Short exercise: Give the data a second time, exactly and in full.

A run of records
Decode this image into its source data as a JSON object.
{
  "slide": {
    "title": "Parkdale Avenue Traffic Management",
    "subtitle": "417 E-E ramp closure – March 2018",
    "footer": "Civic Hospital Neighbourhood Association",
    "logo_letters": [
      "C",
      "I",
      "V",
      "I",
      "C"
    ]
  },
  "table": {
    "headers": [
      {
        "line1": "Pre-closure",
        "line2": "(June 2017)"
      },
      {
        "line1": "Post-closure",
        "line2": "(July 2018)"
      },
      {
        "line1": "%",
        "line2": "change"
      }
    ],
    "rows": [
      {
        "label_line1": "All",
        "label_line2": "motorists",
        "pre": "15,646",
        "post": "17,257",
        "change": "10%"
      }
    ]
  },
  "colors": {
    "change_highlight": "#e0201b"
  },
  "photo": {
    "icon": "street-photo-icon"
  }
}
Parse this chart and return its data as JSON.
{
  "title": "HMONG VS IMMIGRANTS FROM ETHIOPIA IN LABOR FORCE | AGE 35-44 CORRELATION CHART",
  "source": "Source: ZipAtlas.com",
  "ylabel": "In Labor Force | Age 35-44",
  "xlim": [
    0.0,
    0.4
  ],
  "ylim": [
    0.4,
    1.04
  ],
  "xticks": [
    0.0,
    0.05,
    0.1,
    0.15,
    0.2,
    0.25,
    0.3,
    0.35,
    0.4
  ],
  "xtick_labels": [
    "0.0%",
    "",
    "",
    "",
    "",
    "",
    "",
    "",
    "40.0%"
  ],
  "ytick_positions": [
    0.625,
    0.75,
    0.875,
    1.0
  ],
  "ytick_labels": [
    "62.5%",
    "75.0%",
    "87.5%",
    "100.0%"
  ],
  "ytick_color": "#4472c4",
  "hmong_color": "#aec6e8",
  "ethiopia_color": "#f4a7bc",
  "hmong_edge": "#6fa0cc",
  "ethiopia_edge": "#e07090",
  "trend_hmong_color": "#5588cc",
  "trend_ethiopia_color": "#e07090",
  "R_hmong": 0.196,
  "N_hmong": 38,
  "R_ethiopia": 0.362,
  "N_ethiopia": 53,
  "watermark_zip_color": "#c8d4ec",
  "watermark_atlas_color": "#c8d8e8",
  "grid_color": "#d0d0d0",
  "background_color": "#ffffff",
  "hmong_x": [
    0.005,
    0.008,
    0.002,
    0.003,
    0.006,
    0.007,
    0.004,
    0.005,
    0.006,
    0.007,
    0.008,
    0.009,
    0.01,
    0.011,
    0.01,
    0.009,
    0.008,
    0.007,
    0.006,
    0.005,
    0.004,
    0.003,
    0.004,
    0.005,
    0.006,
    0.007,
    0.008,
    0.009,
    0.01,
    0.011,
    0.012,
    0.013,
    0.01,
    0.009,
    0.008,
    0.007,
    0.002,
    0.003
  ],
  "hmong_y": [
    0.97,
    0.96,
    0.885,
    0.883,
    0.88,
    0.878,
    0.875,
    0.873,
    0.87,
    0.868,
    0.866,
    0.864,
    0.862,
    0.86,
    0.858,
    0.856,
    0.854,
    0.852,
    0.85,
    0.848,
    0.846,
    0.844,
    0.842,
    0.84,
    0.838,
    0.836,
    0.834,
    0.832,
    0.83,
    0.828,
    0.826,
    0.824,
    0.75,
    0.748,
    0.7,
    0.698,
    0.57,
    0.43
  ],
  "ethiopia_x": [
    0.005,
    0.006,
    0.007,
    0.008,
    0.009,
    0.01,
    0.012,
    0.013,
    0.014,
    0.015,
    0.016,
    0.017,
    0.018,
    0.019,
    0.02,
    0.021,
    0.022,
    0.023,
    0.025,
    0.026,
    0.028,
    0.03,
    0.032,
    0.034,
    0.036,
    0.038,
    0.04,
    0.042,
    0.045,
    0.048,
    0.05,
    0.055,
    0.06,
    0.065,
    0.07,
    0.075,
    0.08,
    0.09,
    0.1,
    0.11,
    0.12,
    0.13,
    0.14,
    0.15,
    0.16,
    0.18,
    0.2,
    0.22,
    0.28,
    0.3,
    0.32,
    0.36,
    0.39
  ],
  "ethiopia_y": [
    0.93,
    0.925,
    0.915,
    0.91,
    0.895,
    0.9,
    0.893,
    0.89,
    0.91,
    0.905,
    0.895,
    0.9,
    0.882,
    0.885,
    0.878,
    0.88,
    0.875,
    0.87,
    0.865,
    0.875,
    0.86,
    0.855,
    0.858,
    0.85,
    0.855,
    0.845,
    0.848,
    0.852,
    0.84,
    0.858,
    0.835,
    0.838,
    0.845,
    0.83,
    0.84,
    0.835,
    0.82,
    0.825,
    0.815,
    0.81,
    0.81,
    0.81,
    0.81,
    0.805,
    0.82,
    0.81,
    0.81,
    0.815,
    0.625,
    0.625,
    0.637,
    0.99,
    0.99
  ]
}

Written solution:
Decode this image into its source data as a JSON object.
{
  "slide": {
    "title": "Parkdale Avenue Traffic Management",
    "subtitle": "417 E-E ramp closure – March 2018",
    "footer": "Civic Hospital Neighbourhood Association",
    "logo_letters": [
      "C",
      "I",
      "V",
      "I",
      "C"
    ]
  },
  "table": {
    "headers": [
      {
        "line1": "Pre-closure",
        "line2": "(June 2017)"
      },
      {
        "line1": "Post-closure",
        "line2": "(July 2018)"
      },
      {
        "line1": "%",
        "line2": "change"
      }
    ],
    "rows": [
      {
        "label_line1": "All",
        "label_line2": "motorists",
        "pre": "15,646",
        "post": "17,257",
        "change": "10%"
      }
    ]
  },
  "colors": {
    "change_highlight": "#e0201b"
  },
  "photo": {
    "icon": "street-photo-icon"
  }
}
Parse this chart and return its data as JSON.
{
  "title": "HMONG VS IMMIGRANTS FROM ETHIOPIA IN LABOR FORCE | AGE 35-44 CORRELATION CHART",
  "source": "Source: ZipAtlas.com",
  "ylabel": "In Labor Force | Age 35-44",
  "xlim": [
    0.0,
    0.4
  ],
  "ylim": [
    0.4,
    1.04
  ],
  "xticks": [
    0.0,
    0.05,
    0.1,
    0.15,
    0.2,
    0.25,
    0.3,
    0.35,
    0.4
  ],
  "xtick_labels": [
    "0.0%",
    "",
    "",
    "",
    "",
    "",
    "",
    "",
    "40.0%"
  ],
  "ytick_positions": [
    0.625,
    0.75,
    0.875,
    1.0
  ],
  "ytick_labels": [
    "62.5%",
    "75.0%",
    "87.5%",
    "100.0%"
  ],
  "ytick_color": "#4472c4",
  "hmong_color": "#aec6e8",
  "ethiopia_color": "#f4a7bc",
  "hmong_edge": "#6fa0cc",
  "ethiopia_edge": "#e07090",
  "trend_hmong_color": "#5588cc",
  "trend_ethiopia_color": "#e07090",
  "R_hmong": 0.196,
  "N_hmong": 38,
  "R_ethiopia": 0.362,
  "N_ethiopia": 53,
  "watermark_zip_color": "#c8d4ec",
  "watermark_atlas_color": "#c8d8e8",
  "grid_color": "#d0d0d0",
  "background_color": "#ffffff",
  "hmong_x": [
    0.005,
    0.008,
    0.002,
    0.003,
    0.006,
    0.007,
    0.004,
    0.005,
    0.006,
    0.007,
    0.008,
    0.009,
    0.01,
    0.011,
    0.01,
    0.009,
    0.008,
    0.007,
    0.006,
    0.005,
    0.004,
    0.003,
    0.004,
    0.005,
    0.006,
    0.007,
    0.008,
    0.009,
    0.01,
    0.011,
    0.012,
    0.013,
    0.01,
    0.009,
    0.008,
    0.007,
    0.002,
    0.003
  ],
  "hmong_y": [
    0.97,
    0.96,
    0.885,
    0.883,
    0.88,
    0.878,
    0.875,
    0.873,
    0.87,
    0.868,
    0.866,
    0.864,
    0.862,
    0.86,
    0.858,
    0.856,
    0.854,
    0.852,
    0.85,
    0.848,
    0.846,
    0.844,
    0.842,
    0.84,
    0.838,
    0.836,
    0.834,
    0.832,
    0.83,
    0.828,
    0.826,
    0.824,
    0.75,
    0.748,
    0.7,
    0.698,
    0.57,
    0.43
  ],
  "ethiopia_x": [
    0.005,
    0.006,
    0.007,
    0.008,
    0.009,
    0.01,
    0.012,
    0.013,
    0.014,
    0.015,
    0.016,
    0.017,
    0.018,
    0.019,
    0.02,
    0.021,
    0.022,
    0.023,
    0.025,
    0.026,
    0.028,
    0.03,
    0.032,
    0.034,
    0.036,
    0.038,
    0.04,
    0.042,
    0.045,
    0.048,
    0.05,
    0.055,
    0.06,
    0.065,
    0.07,
    0.075,
    0.08,
    0.09,
    0.1,
    0.11,
    0.12,
    0.13,
    0.14,
    0.15,
    0.16,
    0.18,
    0.2,
    0.22,
    0.28,
    0.3,
    0.32,
    0.36,
    0.39
  ],
  "ethiopia_y": [
    0.93,
    0.925,
    0.915,
    0.91,
    0.895,
    0.9,
    0.893,
    0.89,
    0.91,
    0.905,
    0.895,
    0.9,
    0.882,
    0.885,
    0.878,
    0.88,
    0.875,
    0.87,
    0.865,
    0.875,
    0.86,
    0.855,
    0.858,
    0.85,
    0.855,
    0.845,
    0.848,
    0.852,
    0.84,
    0.858,
    0.835,
    0.838,
    0.845,
    0.83,
    0.84,
    0.835,
    0.82,
    0.825,
    0.815,
    0.81,
    0.81,
    0.81,
    0.81,
    0.805,
    0.82,
    0.81,
    0.81,
    0.815,
    0.625,
    0.625,
    0.637,
    0.99,
    0.99
  ]
}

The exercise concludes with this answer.